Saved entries
^^^^^^^^

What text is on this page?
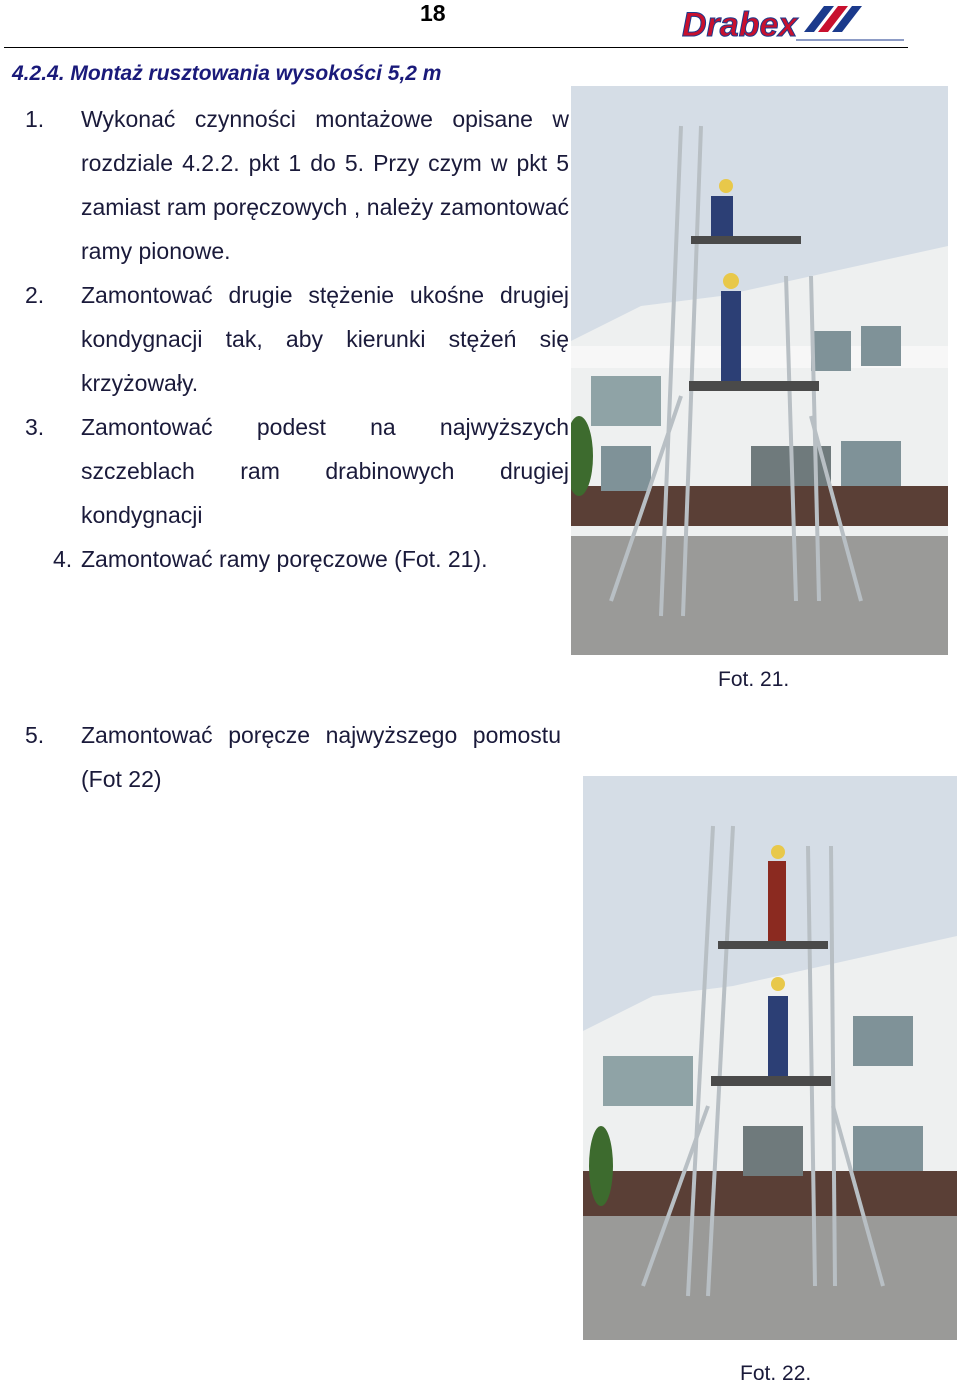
18	Drabex
4.2.4. Montaż rusztowania wysokości 5,2 m
1. Wykonać czynności montażowe opisane w rozdziale 4.2.2. pkt 1 do 5. Przy czym w pkt 5 zamiast ram poręczowych , należy zamontować ramy pionowe.
2. Zamontować drugie stężenie ukośne drugiej kondygnacji tak, aby kierunki stężeń się krzyżowały.
3. Zamontować podest na najwyższych szczeblach ram drabinowych drugiej kondygnacji
4. Zamontować ramy poręczowe (Fot. 21).
Fot. 21.
5. Zamontować poręcze najwyższego pomostu (Fot 22)
Fot. 22.
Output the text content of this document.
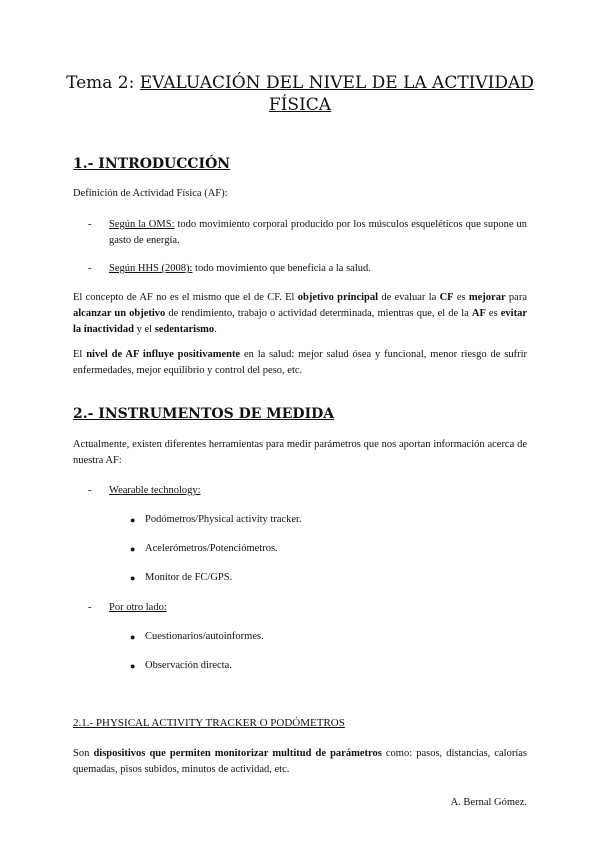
Tema 2: EVALUACIÓN DEL NIVEL DE LA ACTIVIDAD FÍSICA
1.- INTRODUCCIÓN
Definición de Actividad Física (AF):
- Según la OMS: todo movimiento corporal producido por los músculos esqueléticos que supone un gasto de energía.
- Según HHS (2008): todo movimiento que beneficia a la salud.
El concepto de AF no es el mismo que el de CF. El objetivo principal de evaluar la CF es mejorar para alcanzar un objetivo de rendimiento, trabajo o actividad determinada, mientras que, el de la AF es evitar la inactividad y el sedentarismo.
El nivel de AF influye positivamente en la salud: mejor salud ósea y funcional, menor riesgo de sufrir enfermedades, mejor equilibrio y control del peso, etc.
2.- INSTRUMENTOS DE MEDIDA
Actualmente, existen diferentes herramientas para medir parámetros que nos aportan información acerca de nuestra AF:
- Wearable technology:
● Podómetros/Physical activity tracker.
● Acelerómetros/Potenciómetros.
● Monitor de FC/GPS.
- Por otro lado:
● Cuestionarios/autoinformes.
● Observación directa.
2.1.- PHYSICAL ACTIVITY TRACKER O PODÓMETROS
Son dispositivos que permiten monitorizar multitud de parámetros como: pasos, distancias, calorías quemadas, pisos subidos, minutos de actividad, etc.
A. Bernal Gómez.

^^^^^^^^

Exercise aim
Your task is to reproduce all of the material exactly. The pictures stay out.

Result below
What text is on this page?
18	Drabex
4.2.4. Montaż rusztowania wysokości 5,2 m
1. Wykonać czynności montażowe opisane w rozdziale 4.2.2. pkt 1 do 5. Przy czym w pkt 5 zamiast ram poręczowych , należy zamontować ramy pionowe.
2. Zamontować drugie stężenie ukośne drugiej kondygnacji tak, aby kierunki stężeń się krzyżowały.
3. Zamontować podest na najwyższych szczeblach ram drabinowych drugiej kondygnacji
4. Zamontować ramy poręczowe (Fot. 21).
Fot. 21.
5. Zamontować poręcze najwyższego pomostu (Fot 22)
Fot. 22.
Output the text content of this document.
Tema 2: EVALUACIÓN DEL NIVEL DE LA ACTIVIDAD FÍSICA
1.- INTRODUCCIÓN
Definición de Actividad Física (AF):
- Según la OMS: todo movimiento corporal producido por los músculos esqueléticos que supone un gasto de energía.
- Según HHS (2008): todo movimiento que beneficia a la salud.
El concepto de AF no es el mismo que el de CF. El objetivo principal de evaluar la CF es mejorar para alcanzar un objetivo de rendimiento, trabajo o actividad determinada, mientras que, el de la AF es evitar la inactividad y el sedentarismo.
El nivel de AF influye positivamente en la salud: mejor salud ósea y funcional, menor riesgo de sufrir enfermedades, mejor equilibrio y control del peso, etc.
2.- INSTRUMENTOS DE MEDIDA
Actualmente, existen diferentes herramientas para medir parámetros que nos aportan información acerca de nuestra AF:
- Wearable technology:
● Podómetros/Physical activity tracker.
● Acelerómetros/Potenciómetros.
● Monitor de FC/GPS.
- Por otro lado:
● Cuestionarios/autoinformes.
● Observación directa.
2.1.- PHYSICAL ACTIVITY TRACKER O PODÓMETROS
Son dispositivos que permiten monitorizar multitud de parámetros como: pasos, distancias, calorías quemadas, pisos subidos, minutos de actividad, etc.
A. Bernal Gómez.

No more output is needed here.